Saved data entries:
════

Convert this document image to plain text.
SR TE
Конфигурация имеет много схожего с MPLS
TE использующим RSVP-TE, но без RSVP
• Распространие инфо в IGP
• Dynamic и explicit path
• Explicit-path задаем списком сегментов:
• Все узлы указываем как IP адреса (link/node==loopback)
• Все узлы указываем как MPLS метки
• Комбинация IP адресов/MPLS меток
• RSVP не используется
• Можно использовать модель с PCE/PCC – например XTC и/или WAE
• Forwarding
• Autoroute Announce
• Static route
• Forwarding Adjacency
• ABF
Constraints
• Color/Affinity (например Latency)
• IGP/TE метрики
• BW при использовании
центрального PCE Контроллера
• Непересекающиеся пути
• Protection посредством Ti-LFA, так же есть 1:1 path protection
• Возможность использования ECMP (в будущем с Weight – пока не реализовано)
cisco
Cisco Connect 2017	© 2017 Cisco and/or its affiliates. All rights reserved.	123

════

Would you copy out each line exactly as written?

Convert this document image to plain text.
SR TE
Конфигурация имеет много схожего с MPLS
TE использующим RSVP-TE, но без RSVP
• Распространие инфо в IGP
• Dynamic и explicit path
• Explicit-path задаем списком сегментов:
• Все узлы указываем как IP адреса (link/node==loopback)
• Все узлы указываем как MPLS метки
• Комбинация IP адресов/MPLS меток
• RSVP не используется
• Можно использовать модель с PCE/PCC – например XTC и/или WAE
• Forwarding
• Autoroute Announce
• Static route
• Forwarding Adjacency
• ABF
Constraints
• Color/Affinity (например Latency)
• IGP/TE метрики
• BW при использовании
центрального PCE Контроллера
• Непересекающиеся пути
• Protection посредством Ti-LFA, так же есть 1:1 path protection
• Возможность использования ECMP (в будущем с Weight – пока не реализовано)
cisco
Cisco Connect 2017	© 2017 Cisco and/or its affiliates. All rights reserved.	123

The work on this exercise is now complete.